> _THE PROBLEM_
Repeat the listing in full, preserving every character.

> _TASK INPUTS_
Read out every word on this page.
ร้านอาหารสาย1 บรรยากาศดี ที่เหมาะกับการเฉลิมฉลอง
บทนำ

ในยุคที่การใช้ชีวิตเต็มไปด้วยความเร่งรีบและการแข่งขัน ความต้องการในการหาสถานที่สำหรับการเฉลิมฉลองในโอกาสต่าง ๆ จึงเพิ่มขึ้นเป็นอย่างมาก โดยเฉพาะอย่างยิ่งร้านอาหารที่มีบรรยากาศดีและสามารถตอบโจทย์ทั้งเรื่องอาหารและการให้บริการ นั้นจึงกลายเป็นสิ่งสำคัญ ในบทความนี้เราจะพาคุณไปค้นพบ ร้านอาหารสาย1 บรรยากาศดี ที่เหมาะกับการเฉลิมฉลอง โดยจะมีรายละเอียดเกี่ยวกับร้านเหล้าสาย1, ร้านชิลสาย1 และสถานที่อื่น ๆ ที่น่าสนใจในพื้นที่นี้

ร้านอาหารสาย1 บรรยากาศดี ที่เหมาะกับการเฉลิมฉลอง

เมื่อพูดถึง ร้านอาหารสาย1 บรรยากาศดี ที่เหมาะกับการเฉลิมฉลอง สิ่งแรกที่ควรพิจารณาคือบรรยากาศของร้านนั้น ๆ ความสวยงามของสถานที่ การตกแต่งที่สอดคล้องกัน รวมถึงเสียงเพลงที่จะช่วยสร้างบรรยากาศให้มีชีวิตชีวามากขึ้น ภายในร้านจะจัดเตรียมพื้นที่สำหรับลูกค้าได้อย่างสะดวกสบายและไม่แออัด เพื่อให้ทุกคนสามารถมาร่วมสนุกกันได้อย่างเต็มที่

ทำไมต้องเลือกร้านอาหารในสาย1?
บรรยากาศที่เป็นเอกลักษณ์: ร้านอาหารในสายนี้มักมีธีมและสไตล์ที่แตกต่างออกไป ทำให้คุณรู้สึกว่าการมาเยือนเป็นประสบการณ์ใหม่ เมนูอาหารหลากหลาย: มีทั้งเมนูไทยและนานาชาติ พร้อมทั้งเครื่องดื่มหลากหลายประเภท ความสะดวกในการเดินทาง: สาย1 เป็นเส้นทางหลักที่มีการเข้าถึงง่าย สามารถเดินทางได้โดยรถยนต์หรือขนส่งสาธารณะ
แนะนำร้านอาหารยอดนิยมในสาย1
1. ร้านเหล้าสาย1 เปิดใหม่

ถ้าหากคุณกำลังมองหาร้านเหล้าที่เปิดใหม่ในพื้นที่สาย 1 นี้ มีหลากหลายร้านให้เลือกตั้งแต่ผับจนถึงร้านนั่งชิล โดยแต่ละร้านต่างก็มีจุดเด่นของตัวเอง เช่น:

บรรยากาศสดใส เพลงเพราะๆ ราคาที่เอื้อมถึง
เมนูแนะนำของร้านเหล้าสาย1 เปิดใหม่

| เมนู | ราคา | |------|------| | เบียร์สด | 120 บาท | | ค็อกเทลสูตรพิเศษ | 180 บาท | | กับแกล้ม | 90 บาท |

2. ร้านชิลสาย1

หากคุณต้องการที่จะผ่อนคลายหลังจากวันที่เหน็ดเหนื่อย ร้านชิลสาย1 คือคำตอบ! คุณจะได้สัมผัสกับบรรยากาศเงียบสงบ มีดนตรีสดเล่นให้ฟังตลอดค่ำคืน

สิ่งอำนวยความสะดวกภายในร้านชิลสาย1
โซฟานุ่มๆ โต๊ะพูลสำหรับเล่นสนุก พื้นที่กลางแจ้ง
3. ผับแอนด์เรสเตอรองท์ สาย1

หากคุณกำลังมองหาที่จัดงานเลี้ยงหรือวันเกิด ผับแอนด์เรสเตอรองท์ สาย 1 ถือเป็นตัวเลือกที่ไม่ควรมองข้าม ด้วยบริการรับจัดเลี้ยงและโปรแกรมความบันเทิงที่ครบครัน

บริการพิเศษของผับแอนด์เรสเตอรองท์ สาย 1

> _EXPECTED ANSWER_
Read out every word on this page.
ร้านอาหารสาย1 บรรยากาศดี ที่เหมาะกับการเฉลิมฉลอง
บทนำ

ในยุคที่การใช้ชีวิตเต็มไปด้วยความเร่งรีบและการแข่งขัน ความต้องการในการหาสถานที่สำหรับการเฉลิมฉลองในโอกาสต่าง ๆ จึงเพิ่มขึ้นเป็นอย่างมาก โดยเฉพาะอย่างยิ่งร้านอาหารที่มีบรรยากาศดีและสามารถตอบโจทย์ทั้งเรื่องอาหารและการให้บริการ นั้นจึงกลายเป็นสิ่งสำคัญ ในบทความนี้เราจะพาคุณไปค้นพบ ร้านอาหารสาย1 บรรยากาศดี ที่เหมาะกับการเฉลิมฉลอง โดยจะมีรายละเอียดเกี่ยวกับร้านเหล้าสาย1, ร้านชิลสาย1 และสถานที่อื่น ๆ ที่น่าสนใจในพื้นที่นี้

ร้านอาหารสาย1 บรรยากาศดี ที่เหมาะกับการเฉลิมฉลอง

เมื่อพูดถึง ร้านอาหารสาย1 บรรยากาศดี ที่เหมาะกับการเฉลิมฉลอง สิ่งแรกที่ควรพิจารณาคือบรรยากาศของร้านนั้น ๆ ความสวยงามของสถานที่ การตกแต่งที่สอดคล้องกัน รวมถึงเสียงเพลงที่จะช่วยสร้างบรรยากาศให้มีชีวิตชีวามากขึ้น ภายในร้านจะจัดเตรียมพื้นที่สำหรับลูกค้าได้อย่างสะดวกสบายและไม่แออัด เพื่อให้ทุกคนสามารถมาร่วมสนุกกันได้อย่างเต็มที่

ทำไมต้องเลือกร้านอาหารในสาย1?
บรรยากาศที่เป็นเอกลักษณ์: ร้านอาหารในสายนี้มักมีธีมและสไตล์ที่แตกต่างออกไป ทำให้คุณรู้สึกว่าการมาเยือนเป็นประสบการณ์ใหม่ เมนูอาหารหลากหลาย: มีทั้งเมนูไทยและนานาชาติ พร้อมทั้งเครื่องดื่มหลากหลายประเภท ความสะดวกในการเดินทาง: สาย1 เป็นเส้นทางหลักที่มีการเข้าถึงง่าย สามารถเดินทางได้โดยรถยนต์หรือขนส่งสาธารณะ
แนะนำร้านอาหารยอดนิยมในสาย1
1. ร้านเหล้าสาย1 เปิดใหม่

ถ้าหากคุณกำลังมองหาร้านเหล้าที่เปิดใหม่ในพื้นที่สาย 1 นี้ มีหลากหลายร้านให้เลือกตั้งแต่ผับจนถึงร้านนั่งชิล โดยแต่ละร้านต่างก็มีจุดเด่นของตัวเอง เช่น:

บรรยากาศสดใส เพลงเพราะๆ ราคาที่เอื้อมถึง
เมนูแนะนำของร้านเหล้าสาย1 เปิดใหม่

| เมนู | ราคา | |------|------| | เบียร์สด | 120 บาท | | ค็อกเทลสูตรพิเศษ | 180 บาท | | กับแกล้ม | 90 บาท |

2. ร้านชิลสาย1

หากคุณต้องการที่จะผ่อนคลายหลังจากวันที่เหน็ดเหนื่อย ร้านชิลสาย1 คือคำตอบ! คุณจะได้สัมผัสกับบรรยากาศเงียบสงบ มีดนตรีสดเล่นให้ฟังตลอดค่ำคืน

สิ่งอำนวยความสะดวกภายในร้านชิลสาย1
โซฟานุ่มๆ โต๊ะพูลสำหรับเล่นสนุก พื้นที่กลางแจ้ง
3. ผับแอนด์เรสเตอรองท์ สาย1

หากคุณกำลังมองหาที่จัดงานเลี้ยงหรือวันเกิด ผับแอนด์เรสเตอรองท์ สาย 1 ถือเป็นตัวเลือกที่ไม่ควรมองข้าม ด้วยบริการรับจัดเลี้ยงและโปรแกรมความบันเทิงที่ครบครัน

บริการพิเศษของผับแอนด์เรสเตอรองท์ สาย 1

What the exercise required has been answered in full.